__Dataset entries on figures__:
★ ★ ★ ★ ★
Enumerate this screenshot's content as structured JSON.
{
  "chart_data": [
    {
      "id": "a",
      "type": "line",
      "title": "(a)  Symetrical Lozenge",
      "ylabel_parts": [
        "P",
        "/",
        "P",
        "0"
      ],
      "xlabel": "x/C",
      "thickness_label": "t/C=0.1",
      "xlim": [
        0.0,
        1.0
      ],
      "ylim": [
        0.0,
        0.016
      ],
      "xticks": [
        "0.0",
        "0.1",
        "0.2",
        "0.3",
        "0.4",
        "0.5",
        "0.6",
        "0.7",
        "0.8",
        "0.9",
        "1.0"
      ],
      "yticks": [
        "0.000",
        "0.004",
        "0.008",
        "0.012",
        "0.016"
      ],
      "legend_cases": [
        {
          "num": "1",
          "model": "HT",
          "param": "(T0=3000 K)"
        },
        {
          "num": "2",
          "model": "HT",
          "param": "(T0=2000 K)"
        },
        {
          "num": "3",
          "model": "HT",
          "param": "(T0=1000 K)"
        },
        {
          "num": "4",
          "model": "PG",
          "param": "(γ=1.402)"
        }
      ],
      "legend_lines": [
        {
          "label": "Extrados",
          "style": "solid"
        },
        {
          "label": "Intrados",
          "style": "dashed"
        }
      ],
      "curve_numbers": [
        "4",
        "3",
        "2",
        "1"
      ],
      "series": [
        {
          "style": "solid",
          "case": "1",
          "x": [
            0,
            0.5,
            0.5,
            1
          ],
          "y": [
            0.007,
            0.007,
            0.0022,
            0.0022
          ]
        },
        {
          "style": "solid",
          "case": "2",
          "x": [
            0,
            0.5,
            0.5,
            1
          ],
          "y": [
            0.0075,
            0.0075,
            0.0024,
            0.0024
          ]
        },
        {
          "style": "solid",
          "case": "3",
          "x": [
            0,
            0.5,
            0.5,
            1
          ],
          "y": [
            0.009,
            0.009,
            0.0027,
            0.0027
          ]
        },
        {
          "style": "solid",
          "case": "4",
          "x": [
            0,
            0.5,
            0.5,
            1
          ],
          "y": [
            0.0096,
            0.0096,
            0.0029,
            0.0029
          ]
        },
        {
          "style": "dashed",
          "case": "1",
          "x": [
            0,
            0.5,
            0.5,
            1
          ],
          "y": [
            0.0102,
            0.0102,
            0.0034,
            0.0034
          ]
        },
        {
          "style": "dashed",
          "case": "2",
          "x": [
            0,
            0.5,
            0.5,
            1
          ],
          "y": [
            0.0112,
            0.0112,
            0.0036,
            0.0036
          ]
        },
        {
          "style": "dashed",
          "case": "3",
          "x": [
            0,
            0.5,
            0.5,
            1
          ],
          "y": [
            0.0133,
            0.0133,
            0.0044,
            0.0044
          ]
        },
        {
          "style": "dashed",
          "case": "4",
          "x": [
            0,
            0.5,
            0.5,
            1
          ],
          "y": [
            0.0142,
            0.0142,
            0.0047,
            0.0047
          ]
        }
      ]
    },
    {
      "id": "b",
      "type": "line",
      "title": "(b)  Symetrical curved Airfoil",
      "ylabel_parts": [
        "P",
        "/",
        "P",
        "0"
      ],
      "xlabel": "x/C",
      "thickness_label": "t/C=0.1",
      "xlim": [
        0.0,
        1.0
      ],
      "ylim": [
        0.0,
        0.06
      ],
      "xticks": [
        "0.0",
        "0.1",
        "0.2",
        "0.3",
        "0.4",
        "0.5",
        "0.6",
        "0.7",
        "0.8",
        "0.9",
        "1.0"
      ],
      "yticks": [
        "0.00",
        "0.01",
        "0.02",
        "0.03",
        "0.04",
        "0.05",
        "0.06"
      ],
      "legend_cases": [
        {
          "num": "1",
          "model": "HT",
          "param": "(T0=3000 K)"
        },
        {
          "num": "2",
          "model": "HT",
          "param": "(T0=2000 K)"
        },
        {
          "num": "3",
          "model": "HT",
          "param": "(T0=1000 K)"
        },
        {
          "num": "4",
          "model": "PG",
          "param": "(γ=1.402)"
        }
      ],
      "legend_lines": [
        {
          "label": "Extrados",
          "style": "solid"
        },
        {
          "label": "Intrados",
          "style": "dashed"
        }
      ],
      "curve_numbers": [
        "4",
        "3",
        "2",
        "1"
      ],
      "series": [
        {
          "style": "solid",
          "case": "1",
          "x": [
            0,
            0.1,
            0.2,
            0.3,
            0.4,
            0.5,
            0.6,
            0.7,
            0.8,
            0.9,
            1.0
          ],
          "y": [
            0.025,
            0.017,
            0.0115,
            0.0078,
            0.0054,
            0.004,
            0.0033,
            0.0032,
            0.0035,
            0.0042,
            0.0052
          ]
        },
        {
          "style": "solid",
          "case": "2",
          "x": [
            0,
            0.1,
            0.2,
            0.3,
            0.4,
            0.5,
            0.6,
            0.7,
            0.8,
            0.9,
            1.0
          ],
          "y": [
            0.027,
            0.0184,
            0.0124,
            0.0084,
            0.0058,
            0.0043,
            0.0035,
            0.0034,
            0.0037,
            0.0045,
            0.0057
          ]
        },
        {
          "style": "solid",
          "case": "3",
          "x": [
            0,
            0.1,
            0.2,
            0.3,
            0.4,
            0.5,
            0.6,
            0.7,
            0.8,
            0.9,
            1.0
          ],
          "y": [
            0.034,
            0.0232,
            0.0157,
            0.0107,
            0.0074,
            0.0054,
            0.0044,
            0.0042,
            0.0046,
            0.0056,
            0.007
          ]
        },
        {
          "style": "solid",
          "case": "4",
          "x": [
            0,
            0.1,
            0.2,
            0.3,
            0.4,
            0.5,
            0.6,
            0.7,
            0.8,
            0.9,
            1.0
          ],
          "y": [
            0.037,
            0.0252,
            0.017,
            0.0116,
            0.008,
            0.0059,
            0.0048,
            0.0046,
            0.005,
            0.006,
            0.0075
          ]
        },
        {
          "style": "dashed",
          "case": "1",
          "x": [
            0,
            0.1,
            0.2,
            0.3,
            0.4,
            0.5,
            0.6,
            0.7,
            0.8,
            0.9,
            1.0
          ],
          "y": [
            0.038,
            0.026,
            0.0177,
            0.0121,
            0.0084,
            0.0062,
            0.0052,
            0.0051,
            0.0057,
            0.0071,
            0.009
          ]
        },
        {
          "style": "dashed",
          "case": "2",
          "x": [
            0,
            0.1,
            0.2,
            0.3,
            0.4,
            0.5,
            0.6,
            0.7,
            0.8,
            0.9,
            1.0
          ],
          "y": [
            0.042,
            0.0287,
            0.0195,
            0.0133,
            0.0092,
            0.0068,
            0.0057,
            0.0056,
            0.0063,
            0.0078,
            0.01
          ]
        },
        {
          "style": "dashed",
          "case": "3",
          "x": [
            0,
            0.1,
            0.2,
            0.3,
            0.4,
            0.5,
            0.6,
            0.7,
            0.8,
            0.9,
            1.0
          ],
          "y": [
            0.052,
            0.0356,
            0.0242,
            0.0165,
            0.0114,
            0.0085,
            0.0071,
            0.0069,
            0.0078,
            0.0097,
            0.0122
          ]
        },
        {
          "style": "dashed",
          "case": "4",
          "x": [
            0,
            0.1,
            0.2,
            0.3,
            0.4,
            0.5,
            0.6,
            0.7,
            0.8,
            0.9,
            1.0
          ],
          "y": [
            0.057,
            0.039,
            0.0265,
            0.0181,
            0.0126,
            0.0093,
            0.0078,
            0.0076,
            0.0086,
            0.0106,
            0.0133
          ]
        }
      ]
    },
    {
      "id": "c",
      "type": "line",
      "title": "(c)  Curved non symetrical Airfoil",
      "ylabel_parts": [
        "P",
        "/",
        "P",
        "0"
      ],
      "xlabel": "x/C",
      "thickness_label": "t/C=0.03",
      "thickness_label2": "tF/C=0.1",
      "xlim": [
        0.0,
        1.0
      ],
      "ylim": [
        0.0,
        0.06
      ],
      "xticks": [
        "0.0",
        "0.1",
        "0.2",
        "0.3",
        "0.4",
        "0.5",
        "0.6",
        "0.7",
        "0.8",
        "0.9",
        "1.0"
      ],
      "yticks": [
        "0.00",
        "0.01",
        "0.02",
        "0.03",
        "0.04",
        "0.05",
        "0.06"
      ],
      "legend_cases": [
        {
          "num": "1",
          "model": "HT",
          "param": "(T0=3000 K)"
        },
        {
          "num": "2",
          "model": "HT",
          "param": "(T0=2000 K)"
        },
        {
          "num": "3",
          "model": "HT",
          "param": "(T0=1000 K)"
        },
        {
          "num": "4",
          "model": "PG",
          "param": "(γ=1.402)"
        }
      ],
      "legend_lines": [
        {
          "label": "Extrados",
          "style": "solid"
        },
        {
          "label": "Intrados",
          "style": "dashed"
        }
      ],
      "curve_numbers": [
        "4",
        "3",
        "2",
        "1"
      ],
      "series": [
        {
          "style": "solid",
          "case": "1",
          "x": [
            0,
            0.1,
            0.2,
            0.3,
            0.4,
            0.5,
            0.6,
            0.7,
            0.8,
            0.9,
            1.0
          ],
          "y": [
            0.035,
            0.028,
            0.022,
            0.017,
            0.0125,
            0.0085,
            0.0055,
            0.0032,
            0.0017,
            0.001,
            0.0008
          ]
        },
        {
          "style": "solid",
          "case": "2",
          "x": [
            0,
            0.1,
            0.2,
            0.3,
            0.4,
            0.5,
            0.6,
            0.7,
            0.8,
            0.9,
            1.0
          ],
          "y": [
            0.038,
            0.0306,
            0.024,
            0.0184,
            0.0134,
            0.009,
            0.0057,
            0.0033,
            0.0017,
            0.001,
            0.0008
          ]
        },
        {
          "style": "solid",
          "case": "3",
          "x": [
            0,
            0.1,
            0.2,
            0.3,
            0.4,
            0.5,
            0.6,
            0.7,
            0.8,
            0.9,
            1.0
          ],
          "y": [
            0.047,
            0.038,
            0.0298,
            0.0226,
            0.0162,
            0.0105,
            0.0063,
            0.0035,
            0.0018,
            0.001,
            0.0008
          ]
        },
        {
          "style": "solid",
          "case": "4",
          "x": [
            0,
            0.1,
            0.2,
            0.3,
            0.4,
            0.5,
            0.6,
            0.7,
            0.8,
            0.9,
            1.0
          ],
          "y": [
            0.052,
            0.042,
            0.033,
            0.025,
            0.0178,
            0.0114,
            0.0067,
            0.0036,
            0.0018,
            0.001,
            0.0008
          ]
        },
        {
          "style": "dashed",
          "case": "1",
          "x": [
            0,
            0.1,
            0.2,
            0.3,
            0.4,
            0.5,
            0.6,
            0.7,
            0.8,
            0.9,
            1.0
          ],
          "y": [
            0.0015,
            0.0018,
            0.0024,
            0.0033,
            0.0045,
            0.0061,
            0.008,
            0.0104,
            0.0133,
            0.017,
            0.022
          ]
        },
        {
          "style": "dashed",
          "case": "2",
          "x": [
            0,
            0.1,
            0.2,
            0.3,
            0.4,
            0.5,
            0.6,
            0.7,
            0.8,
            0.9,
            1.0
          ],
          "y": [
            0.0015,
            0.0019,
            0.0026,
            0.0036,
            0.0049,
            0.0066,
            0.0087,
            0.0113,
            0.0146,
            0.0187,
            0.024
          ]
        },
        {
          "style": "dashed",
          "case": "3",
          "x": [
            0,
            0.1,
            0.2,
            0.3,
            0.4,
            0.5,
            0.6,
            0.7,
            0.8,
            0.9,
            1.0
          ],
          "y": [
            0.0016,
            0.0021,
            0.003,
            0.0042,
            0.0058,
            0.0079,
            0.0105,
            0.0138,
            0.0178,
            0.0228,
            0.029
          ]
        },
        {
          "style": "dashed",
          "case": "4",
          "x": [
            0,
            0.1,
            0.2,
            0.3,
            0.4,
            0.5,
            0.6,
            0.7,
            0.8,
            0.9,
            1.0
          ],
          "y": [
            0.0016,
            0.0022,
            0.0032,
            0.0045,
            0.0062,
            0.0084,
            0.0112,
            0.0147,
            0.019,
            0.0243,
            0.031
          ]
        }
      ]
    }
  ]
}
★ ★ ★ ★ ★
__What the task asks__: Report how many lines in the records hold the word "Airfoil", giving the number and nothing else.

__Solution__: 2